Transcribe the listing word for word.
· · · · ·
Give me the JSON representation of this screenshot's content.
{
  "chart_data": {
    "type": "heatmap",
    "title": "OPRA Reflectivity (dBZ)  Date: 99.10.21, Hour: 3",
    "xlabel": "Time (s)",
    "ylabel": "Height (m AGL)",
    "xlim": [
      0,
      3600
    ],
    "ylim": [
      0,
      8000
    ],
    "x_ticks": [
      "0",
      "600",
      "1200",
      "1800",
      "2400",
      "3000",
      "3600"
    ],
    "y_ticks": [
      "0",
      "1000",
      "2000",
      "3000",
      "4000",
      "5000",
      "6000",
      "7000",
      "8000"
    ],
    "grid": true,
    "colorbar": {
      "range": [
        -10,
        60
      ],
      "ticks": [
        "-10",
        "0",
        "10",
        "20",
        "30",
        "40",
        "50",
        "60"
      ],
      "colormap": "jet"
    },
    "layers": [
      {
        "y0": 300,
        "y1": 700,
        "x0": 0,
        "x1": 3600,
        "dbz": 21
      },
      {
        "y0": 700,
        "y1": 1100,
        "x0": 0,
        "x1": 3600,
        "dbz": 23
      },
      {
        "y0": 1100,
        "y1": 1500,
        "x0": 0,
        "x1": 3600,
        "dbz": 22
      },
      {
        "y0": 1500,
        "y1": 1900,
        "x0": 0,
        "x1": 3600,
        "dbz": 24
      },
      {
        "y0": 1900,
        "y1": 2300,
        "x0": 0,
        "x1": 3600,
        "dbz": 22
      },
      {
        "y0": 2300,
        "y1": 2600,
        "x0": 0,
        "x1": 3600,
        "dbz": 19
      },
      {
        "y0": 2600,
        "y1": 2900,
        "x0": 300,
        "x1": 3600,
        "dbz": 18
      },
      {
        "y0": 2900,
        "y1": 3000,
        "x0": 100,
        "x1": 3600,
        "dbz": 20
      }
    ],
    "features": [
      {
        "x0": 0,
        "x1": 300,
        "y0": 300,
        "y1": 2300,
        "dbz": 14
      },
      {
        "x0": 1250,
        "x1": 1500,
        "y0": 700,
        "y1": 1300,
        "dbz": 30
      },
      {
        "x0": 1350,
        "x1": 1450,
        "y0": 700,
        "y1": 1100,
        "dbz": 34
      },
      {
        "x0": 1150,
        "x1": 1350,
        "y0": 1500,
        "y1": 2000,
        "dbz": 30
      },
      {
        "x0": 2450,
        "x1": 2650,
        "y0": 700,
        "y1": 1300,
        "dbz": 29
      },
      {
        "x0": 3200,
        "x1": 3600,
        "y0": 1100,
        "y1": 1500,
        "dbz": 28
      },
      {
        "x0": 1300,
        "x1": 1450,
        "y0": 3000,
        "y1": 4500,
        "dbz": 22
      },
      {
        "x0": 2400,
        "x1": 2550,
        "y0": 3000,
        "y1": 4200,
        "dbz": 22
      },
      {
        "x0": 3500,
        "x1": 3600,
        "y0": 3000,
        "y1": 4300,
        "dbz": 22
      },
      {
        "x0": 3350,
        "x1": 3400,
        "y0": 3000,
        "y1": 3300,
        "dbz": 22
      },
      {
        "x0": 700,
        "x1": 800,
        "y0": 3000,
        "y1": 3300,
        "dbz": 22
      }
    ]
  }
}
· · · · ·
Expected answer:
Give me the JSON representation of this screenshot's content.
{
  "chart_data": {
    "type": "heatmap",
    "title": "OPRA Reflectivity (dBZ)  Date: 99.10.21, Hour: 3",
    "xlabel": "Time (s)",
    "ylabel": "Height (m AGL)",
    "xlim": [
      0,
      3600
    ],
    "ylim": [
      0,
      8000
    ],
    "x_ticks": [
      "0",
      "600",
      "1200",
      "1800",
      "2400",
      "3000",
      "3600"
    ],
    "y_ticks": [
      "0",
      "1000",
      "2000",
      "3000",
      "4000",
      "5000",
      "6000",
      "7000",
      "8000"
    ],
    "grid": true,
    "colorbar": {
      "range": [
        -10,
        60
      ],
      "ticks": [
        "-10",
        "0",
        "10",
        "20",
        "30",
        "40",
        "50",
        "60"
      ],
      "colormap": "jet"
    },
    "layers": [
      {
        "y0": 300,
        "y1": 700,
        "x0": 0,
        "x1": 3600,
        "dbz": 21
      },
      {
        "y0": 700,
        "y1": 1100,
        "x0": 0,
        "x1": 3600,
        "dbz": 23
      },
      {
        "y0": 1100,
        "y1": 1500,
        "x0": 0,
        "x1": 3600,
        "dbz": 22
      },
      {
        "y0": 1500,
        "y1": 1900,
        "x0": 0,
        "x1": 3600,
        "dbz": 24
      },
      {
        "y0": 1900,
        "y1": 2300,
        "x0": 0,
        "x1": 3600,
        "dbz": 22
      },
      {
        "y0": 2300,
        "y1": 2600,
        "x0": 0,
        "x1": 3600,
        "dbz": 19
      },
      {
        "y0": 2600,
        "y1": 2900,
        "x0": 300,
        "x1": 3600,
        "dbz": 18
      },
      {
        "y0": 2900,
        "y1": 3000,
        "x0": 100,
        "x1": 3600,
        "dbz": 20
      }
    ],
    "features": [
      {
        "x0": 0,
        "x1": 300,
        "y0": 300,
        "y1": 2300,
        "dbz": 14
      },
      {
        "x0": 1250,
        "x1": 1500,
        "y0": 700,
        "y1": 1300,
        "dbz": 30
      },
      {
        "x0": 1350,
        "x1": 1450,
        "y0": 700,
        "y1": 1100,
        "dbz": 34
      },
      {
        "x0": 1150,
        "x1": 1350,
        "y0": 1500,
        "y1": 2000,
        "dbz": 30
      },
      {
        "x0": 2450,
        "x1": 2650,
        "y0": 700,
        "y1": 1300,
        "dbz": 29
      },
      {
        "x0": 3200,
        "x1": 3600,
        "y0": 1100,
        "y1": 1500,
        "dbz": 28
      },
      {
        "x0": 1300,
        "x1": 1450,
        "y0": 3000,
        "y1": 4500,
        "dbz": 22
      },
      {
        "x0": 2400,
        "x1": 2550,
        "y0": 3000,
        "y1": 4200,
        "dbz": 22
      },
      {
        "x0": 3500,
        "x1": 3600,
        "y0": 3000,
        "y1": 4300,
        "dbz": 22
      },
      {
        "x0": 3350,
        "x1": 3400,
        "y0": 3000,
        "y1": 3300,
        "dbz": 22
      },
      {
        "x0": 700,
        "x1": 800,
        "y0": 3000,
        "y1": 3300,
        "dbz": 22
      }
    ]
  }
}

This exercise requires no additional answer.